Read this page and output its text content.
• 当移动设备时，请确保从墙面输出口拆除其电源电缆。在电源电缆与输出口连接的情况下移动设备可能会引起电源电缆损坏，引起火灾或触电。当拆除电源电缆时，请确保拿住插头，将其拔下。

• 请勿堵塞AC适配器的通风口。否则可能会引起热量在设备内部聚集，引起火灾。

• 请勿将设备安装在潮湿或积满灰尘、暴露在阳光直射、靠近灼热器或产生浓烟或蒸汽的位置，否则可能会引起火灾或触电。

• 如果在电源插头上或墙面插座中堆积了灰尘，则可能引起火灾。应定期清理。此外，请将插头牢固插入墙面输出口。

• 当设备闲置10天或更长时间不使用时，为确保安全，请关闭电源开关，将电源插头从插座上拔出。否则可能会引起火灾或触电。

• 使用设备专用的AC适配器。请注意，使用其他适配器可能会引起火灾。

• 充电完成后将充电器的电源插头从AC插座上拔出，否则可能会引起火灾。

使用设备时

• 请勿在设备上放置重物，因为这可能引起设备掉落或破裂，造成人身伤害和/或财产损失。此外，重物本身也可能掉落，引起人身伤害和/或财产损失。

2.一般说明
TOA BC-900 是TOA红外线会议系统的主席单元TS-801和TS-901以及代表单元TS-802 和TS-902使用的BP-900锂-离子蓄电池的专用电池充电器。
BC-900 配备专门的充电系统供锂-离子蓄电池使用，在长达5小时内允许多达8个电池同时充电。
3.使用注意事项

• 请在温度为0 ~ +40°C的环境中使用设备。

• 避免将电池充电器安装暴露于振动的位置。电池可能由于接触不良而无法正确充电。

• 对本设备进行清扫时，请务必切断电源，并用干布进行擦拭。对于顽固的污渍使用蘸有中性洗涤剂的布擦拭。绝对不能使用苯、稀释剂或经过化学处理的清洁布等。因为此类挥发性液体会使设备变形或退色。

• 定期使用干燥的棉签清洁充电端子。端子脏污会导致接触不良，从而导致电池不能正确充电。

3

-- Prompt --
Extract all of the data shown above and repeat it verbatim.

-- Solved exercise --
Read this page and output its text content.
• 当移动设备时，请确保从墙面输出口拆除其电源电缆。在电源电缆与输出口连接的情况下移动设备可能会引起电源电缆损坏，引起火灾或触电。当拆除电源电缆时，请确保拿住插头，将其拔下。

• 请勿堵塞AC适配器的通风口。否则可能会引起热量在设备内部聚集，引起火灾。

• 请勿将设备安装在潮湿或积满灰尘、暴露在阳光直射、靠近灼热器或产生浓烟或蒸汽的位置，否则可能会引起火灾或触电。

• 如果在电源插头上或墙面插座中堆积了灰尘，则可能引起火灾。应定期清理。此外，请将插头牢固插入墙面输出口。

• 当设备闲置10天或更长时间不使用时，为确保安全，请关闭电源开关，将电源插头从插座上拔出。否则可能会引起火灾或触电。

• 使用设备专用的AC适配器。请注意，使用其他适配器可能会引起火灾。

• 充电完成后将充电器的电源插头从AC插座上拔出，否则可能会引起火灾。

使用设备时

• 请勿在设备上放置重物，因为这可能引起设备掉落或破裂，造成人身伤害和/或财产损失。此外，重物本身也可能掉落，引起人身伤害和/或财产损失。

2.一般说明
TOA BC-900 是TOA红外线会议系统的主席单元TS-801和TS-901以及代表单元TS-802 和TS-902使用的BP-900锂-离子蓄电池的专用电池充电器。
BC-900 配备专门的充电系统供锂-离子蓄电池使用，在长达5小时内允许多达8个电池同时充电。
3.使用注意事项

• 请在温度为0 ~ +40°C的环境中使用设备。

• 避免将电池充电器安装暴露于振动的位置。电池可能由于接触不良而无法正确充电。

• 对本设备进行清扫时，请务必切断电源，并用干布进行擦拭。对于顽固的污渍使用蘸有中性洗涤剂的布擦拭。绝对不能使用苯、稀释剂或经过化学处理的清洁布等。因为此类挥发性液体会使设备变形或退色。

• 定期使用干燥的棉签清洁充电端子。端子脏污会导致接触不良，从而导致电池不能正确充电。

3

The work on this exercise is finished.